[START The data]

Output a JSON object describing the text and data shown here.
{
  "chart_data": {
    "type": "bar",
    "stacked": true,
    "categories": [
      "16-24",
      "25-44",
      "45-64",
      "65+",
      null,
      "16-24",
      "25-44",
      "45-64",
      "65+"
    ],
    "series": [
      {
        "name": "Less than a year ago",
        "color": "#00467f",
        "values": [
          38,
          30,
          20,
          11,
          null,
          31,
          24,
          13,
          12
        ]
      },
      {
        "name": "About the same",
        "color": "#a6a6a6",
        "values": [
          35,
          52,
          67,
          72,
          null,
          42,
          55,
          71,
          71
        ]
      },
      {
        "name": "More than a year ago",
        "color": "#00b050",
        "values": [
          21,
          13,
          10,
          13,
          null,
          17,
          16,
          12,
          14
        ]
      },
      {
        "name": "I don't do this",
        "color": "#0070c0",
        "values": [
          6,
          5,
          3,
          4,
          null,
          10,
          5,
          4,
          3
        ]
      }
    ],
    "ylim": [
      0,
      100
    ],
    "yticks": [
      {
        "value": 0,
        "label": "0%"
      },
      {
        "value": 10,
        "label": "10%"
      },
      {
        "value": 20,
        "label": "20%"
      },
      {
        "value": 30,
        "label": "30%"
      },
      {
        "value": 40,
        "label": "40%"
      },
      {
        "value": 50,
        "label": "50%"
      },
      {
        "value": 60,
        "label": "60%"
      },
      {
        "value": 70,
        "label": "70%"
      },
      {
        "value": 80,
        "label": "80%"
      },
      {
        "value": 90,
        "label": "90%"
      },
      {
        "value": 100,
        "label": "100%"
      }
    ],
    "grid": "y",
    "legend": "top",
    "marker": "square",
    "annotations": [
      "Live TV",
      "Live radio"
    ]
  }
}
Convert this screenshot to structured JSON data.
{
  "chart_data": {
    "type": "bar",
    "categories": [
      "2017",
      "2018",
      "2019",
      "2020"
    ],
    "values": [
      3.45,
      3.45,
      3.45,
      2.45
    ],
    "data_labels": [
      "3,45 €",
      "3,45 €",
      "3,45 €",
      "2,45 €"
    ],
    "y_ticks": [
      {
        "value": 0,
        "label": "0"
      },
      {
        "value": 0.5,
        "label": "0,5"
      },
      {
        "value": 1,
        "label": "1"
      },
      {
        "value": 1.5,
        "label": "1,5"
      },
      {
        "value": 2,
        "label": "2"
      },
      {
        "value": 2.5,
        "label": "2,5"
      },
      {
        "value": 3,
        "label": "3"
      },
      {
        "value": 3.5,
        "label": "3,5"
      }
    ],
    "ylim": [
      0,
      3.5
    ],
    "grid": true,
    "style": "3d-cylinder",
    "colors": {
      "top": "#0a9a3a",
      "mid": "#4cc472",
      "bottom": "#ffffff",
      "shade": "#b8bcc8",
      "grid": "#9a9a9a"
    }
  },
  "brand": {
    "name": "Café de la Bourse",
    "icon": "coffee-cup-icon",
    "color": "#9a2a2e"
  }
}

[END The data]

#### Your instructions:
Extract all of the material exactly as it is written.

#### Written solution:
Output a JSON object describing the text and data shown here.
{
  "chart_data": {
    "type": "bar",
    "stacked": true,
    "categories": [
      "16-24",
      "25-44",
      "45-64",
      "65+",
      null,
      "16-24",
      "25-44",
      "45-64",
      "65+"
    ],
    "series": [
      {
        "name": "Less than a year ago",
        "color": "#00467f",
        "values": [
          38,
          30,
          20,
          11,
          null,
          31,
          24,
          13,
          12
        ]
      },
      {
        "name": "About the same",
        "color": "#a6a6a6",
        "values": [
          35,
          52,
          67,
          72,
          null,
          42,
          55,
          71,
          71
        ]
      },
      {
        "name": "More than a year ago",
        "color": "#00b050",
        "values": [
          21,
          13,
          10,
          13,
          null,
          17,
          16,
          12,
          14
        ]
      },
      {
        "name": "I don't do this",
        "color": "#0070c0",
        "values": [
          6,
          5,
          3,
          4,
          null,
          10,
          5,
          4,
          3
        ]
      }
    ],
    "ylim": [
      0,
      100
    ],
    "yticks": [
      {
        "value": 0,
        "label": "0%"
      },
      {
        "value": 10,
        "label": "10%"
      },
      {
        "value": 20,
        "label": "20%"
      },
      {
        "value": 30,
        "label": "30%"
      },
      {
        "value": 40,
        "label": "40%"
      },
      {
        "value": 50,
        "label": "50%"
      },
      {
        "value": 60,
        "label": "60%"
      },
      {
        "value": 70,
        "label": "70%"
      },
      {
        "value": 80,
        "label": "80%"
      },
      {
        "value": 90,
        "label": "90%"
      },
      {
        "value": 100,
        "label": "100%"
      }
    ],
    "grid": "y",
    "legend": "top",
    "marker": "square",
    "annotations": [
      "Live TV",
      "Live radio"
    ]
  }
}
Convert this screenshot to structured JSON data.
{
  "chart_data": {
    "type": "bar",
    "categories": [
      "2017",
      "2018",
      "2019",
      "2020"
    ],
    "values": [
      3.45,
      3.45,
      3.45,
      2.45
    ],
    "data_labels": [
      "3,45 €",
      "3,45 €",
      "3,45 €",
      "2,45 €"
    ],
    "y_ticks": [
      {
        "value": 0,
        "label": "0"
      },
      {
        "value": 0.5,
        "label": "0,5"
      },
      {
        "value": 1,
        "label": "1"
      },
      {
        "value": 1.5,
        "label": "1,5"
      },
      {
        "value": 2,
        "label": "2"
      },
      {
        "value": 2.5,
        "label": "2,5"
      },
      {
        "value": 3,
        "label": "3"
      },
      {
        "value": 3.5,
        "label": "3,5"
      }
    ],
    "ylim": [
      0,
      3.5
    ],
    "grid": true,
    "style": "3d-cylinder",
    "colors": {
      "top": "#0a9a3a",
      "mid": "#4cc472",
      "bottom": "#ffffff",
      "shade": "#b8bcc8",
      "grid": "#9a9a9a"
    }
  },
  "brand": {
    "name": "Café de la Bourse",
    "icon": "coffee-cup-icon",
    "color": "#9a2a2e"
  }
}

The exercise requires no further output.